[start Given data]

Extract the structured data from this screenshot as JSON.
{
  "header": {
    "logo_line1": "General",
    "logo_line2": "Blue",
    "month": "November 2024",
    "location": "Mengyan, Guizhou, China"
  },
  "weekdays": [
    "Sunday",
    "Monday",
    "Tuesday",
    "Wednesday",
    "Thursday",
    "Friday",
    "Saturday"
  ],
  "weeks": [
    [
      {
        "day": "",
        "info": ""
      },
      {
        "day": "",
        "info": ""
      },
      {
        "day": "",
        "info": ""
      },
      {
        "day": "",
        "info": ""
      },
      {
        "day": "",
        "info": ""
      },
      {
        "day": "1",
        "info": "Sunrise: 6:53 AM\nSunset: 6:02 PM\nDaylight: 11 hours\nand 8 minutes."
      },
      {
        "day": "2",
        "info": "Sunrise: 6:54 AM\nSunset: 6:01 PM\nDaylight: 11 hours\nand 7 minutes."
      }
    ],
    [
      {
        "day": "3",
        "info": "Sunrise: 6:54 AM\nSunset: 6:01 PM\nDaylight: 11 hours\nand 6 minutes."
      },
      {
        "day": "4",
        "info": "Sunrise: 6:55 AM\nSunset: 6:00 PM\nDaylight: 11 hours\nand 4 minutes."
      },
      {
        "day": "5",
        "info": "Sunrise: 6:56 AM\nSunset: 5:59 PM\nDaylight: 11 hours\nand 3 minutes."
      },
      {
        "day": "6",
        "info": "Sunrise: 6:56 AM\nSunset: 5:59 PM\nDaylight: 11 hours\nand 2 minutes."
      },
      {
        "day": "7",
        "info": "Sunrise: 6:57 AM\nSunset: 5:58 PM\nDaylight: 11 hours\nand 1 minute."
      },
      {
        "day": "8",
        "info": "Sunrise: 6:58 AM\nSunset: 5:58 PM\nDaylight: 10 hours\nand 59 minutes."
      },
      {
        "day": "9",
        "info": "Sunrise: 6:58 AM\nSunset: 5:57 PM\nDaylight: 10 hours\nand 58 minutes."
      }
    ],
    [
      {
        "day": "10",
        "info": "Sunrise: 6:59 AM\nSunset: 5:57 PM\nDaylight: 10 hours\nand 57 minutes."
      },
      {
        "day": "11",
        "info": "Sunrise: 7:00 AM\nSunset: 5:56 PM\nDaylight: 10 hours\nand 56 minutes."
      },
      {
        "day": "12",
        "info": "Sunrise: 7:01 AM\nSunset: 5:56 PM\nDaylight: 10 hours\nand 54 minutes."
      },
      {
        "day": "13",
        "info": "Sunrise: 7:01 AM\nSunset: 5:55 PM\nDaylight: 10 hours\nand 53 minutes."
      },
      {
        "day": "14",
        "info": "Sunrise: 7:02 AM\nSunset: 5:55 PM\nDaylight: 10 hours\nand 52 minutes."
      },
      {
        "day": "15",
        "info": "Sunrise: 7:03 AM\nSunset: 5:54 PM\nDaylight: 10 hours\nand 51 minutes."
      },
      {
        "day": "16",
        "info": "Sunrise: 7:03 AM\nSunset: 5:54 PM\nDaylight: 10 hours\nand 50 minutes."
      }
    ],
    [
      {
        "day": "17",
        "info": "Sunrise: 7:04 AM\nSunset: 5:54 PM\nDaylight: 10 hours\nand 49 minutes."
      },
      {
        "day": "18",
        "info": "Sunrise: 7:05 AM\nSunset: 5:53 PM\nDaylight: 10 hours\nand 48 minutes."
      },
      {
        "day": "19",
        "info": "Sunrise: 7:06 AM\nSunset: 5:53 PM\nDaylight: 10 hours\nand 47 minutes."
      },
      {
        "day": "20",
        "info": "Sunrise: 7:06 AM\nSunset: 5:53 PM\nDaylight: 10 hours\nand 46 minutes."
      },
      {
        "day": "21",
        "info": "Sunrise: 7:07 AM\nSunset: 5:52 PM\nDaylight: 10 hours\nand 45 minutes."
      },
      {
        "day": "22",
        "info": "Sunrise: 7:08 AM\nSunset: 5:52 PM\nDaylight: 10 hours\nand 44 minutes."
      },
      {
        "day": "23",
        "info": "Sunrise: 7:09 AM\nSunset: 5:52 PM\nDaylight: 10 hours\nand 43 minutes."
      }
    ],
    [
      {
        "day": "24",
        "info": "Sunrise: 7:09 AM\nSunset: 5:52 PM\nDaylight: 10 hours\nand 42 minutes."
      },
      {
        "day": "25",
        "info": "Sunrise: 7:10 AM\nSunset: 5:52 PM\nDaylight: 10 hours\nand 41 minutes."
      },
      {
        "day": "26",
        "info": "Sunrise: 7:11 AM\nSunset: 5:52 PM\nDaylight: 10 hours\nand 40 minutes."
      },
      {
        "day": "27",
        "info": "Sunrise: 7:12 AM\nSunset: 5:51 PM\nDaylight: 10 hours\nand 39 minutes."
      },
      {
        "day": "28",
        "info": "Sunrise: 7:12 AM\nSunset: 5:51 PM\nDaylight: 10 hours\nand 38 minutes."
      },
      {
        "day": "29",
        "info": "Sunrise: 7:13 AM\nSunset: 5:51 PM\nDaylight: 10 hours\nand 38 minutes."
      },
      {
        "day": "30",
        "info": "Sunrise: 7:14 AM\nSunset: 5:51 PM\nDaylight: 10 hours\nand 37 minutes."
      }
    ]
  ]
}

[end Given data]

| Given instruction |
Copy out all of the records above with nothing altered.

| Reply |
Extract the structured data from this screenshot as JSON.
{
  "header": {
    "logo_line1": "General",
    "logo_line2": "Blue",
    "month": "November 2024",
    "location": "Mengyan, Guizhou, China"
  },
  "weekdays": [
    "Sunday",
    "Monday",
    "Tuesday",
    "Wednesday",
    "Thursday",
    "Friday",
    "Saturday"
  ],
  "weeks": [
    [
      {
        "day": "",
        "info": ""
      },
      {
        "day": "",
        "info": ""
      },
      {
        "day": "",
        "info": ""
      },
      {
        "day": "",
        "info": ""
      },
      {
        "day": "",
        "info": ""
      },
      {
        "day": "1",
        "info": "Sunrise: 6:53 AM\nSunset: 6:02 PM\nDaylight: 11 hours\nand 8 minutes."
      },
      {
        "day": "2",
        "info": "Sunrise: 6:54 AM\nSunset: 6:01 PM\nDaylight: 11 hours\nand 7 minutes."
      }
    ],
    [
      {
        "day": "3",
        "info": "Sunrise: 6:54 AM\nSunset: 6:01 PM\nDaylight: 11 hours\nand 6 minutes."
      },
      {
        "day": "4",
        "info": "Sunrise: 6:55 AM\nSunset: 6:00 PM\nDaylight: 11 hours\nand 4 minutes."
      },
      {
        "day": "5",
        "info": "Sunrise: 6:56 AM\nSunset: 5:59 PM\nDaylight: 11 hours\nand 3 minutes."
      },
      {
        "day": "6",
        "info": "Sunrise: 6:56 AM\nSunset: 5:59 PM\nDaylight: 11 hours\nand 2 minutes."
      },
      {
        "day": "7",
        "info": "Sunrise: 6:57 AM\nSunset: 5:58 PM\nDaylight: 11 hours\nand 1 minute."
      },
      {
        "day": "8",
        "info": "Sunrise: 6:58 AM\nSunset: 5:58 PM\nDaylight: 10 hours\nand 59 minutes."
      },
      {
        "day": "9",
        "info": "Sunrise: 6:58 AM\nSunset: 5:57 PM\nDaylight: 10 hours\nand 58 minutes."
      }
    ],
    [
      {
        "day": "10",
        "info": "Sunrise: 6:59 AM\nSunset: 5:57 PM\nDaylight: 10 hours\nand 57 minutes."
      },
      {
        "day": "11",
        "info": "Sunrise: 7:00 AM\nSunset: 5:56 PM\nDaylight: 10 hours\nand 56 minutes."
      },
      {
        "day": "12",
        "info": "Sunrise: 7:01 AM\nSunset: 5:56 PM\nDaylight: 10 hours\nand 54 minutes."
      },
      {
        "day": "13",
        "info": "Sunrise: 7:01 AM\nSunset: 5:55 PM\nDaylight: 10 hours\nand 53 minutes."
      },
      {
        "day": "14",
        "info": "Sunrise: 7:02 AM\nSunset: 5:55 PM\nDaylight: 10 hours\nand 52 minutes."
      },
      {
        "day": "15",
        "info": "Sunrise: 7:03 AM\nSunset: 5:54 PM\nDaylight: 10 hours\nand 51 minutes."
      },
      {
        "day": "16",
        "info": "Sunrise: 7:03 AM\nSunset: 5:54 PM\nDaylight: 10 hours\nand 50 minutes."
      }
    ],
    [
      {
        "day": "17",
        "info": "Sunrise: 7:04 AM\nSunset: 5:54 PM\nDaylight: 10 hours\nand 49 minutes."
      },
      {
        "day": "18",
        "info": "Sunrise: 7:05 AM\nSunset: 5:53 PM\nDaylight: 10 hours\nand 48 minutes."
      },
      {
        "day": "19",
        "info": "Sunrise: 7:06 AM\nSunset: 5:53 PM\nDaylight: 10 hours\nand 47 minutes."
      },
      {
        "day": "20",
        "info": "Sunrise: 7:06 AM\nSunset: 5:53 PM\nDaylight: 10 hours\nand 46 minutes."
      },
      {
        "day": "21",
        "info": "Sunrise: 7:07 AM\nSunset: 5:52 PM\nDaylight: 10 hours\nand 45 minutes."
      },
      {
        "day": "22",
        "info": "Sunrise: 7:08 AM\nSunset: 5:52 PM\nDaylight: 10 hours\nand 44 minutes."
      },
      {
        "day": "23",
        "info": "Sunrise: 7:09 AM\nSunset: 5:52 PM\nDaylight: 10 hours\nand 43 minutes."
      }
    ],
    [
      {
        "day": "24",
        "info": "Sunrise: 7:09 AM\nSunset: 5:52 PM\nDaylight: 10 hours\nand 42 minutes."
      },
      {
        "day": "25",
        "info": "Sunrise: 7:10 AM\nSunset: 5:52 PM\nDaylight: 10 hours\nand 41 minutes."
      },
      {
        "day": "26",
        "info": "Sunrise: 7:11 AM\nSunset: 5:52 PM\nDaylight: 10 hours\nand 40 minutes."
      },
      {
        "day": "27",
        "info": "Sunrise: 7:12 AM\nSunset: 5:51 PM\nDaylight: 10 hours\nand 39 minutes."
      },
      {
        "day": "28",
        "info": "Sunrise: 7:12 AM\nSunset: 5:51 PM\nDaylight: 10 hours\nand 38 minutes."
      },
      {
        "day": "29",
        "info": "Sunrise: 7:13 AM\nSunset: 5:51 PM\nDaylight: 10 hours\nand 38 minutes."
      },
      {
        "day": "30",
        "info": "Sunrise: 7:14 AM\nSunset: 5:51 PM\nDaylight: 10 hours\nand 37 minutes."
      }
    ]
  ]
}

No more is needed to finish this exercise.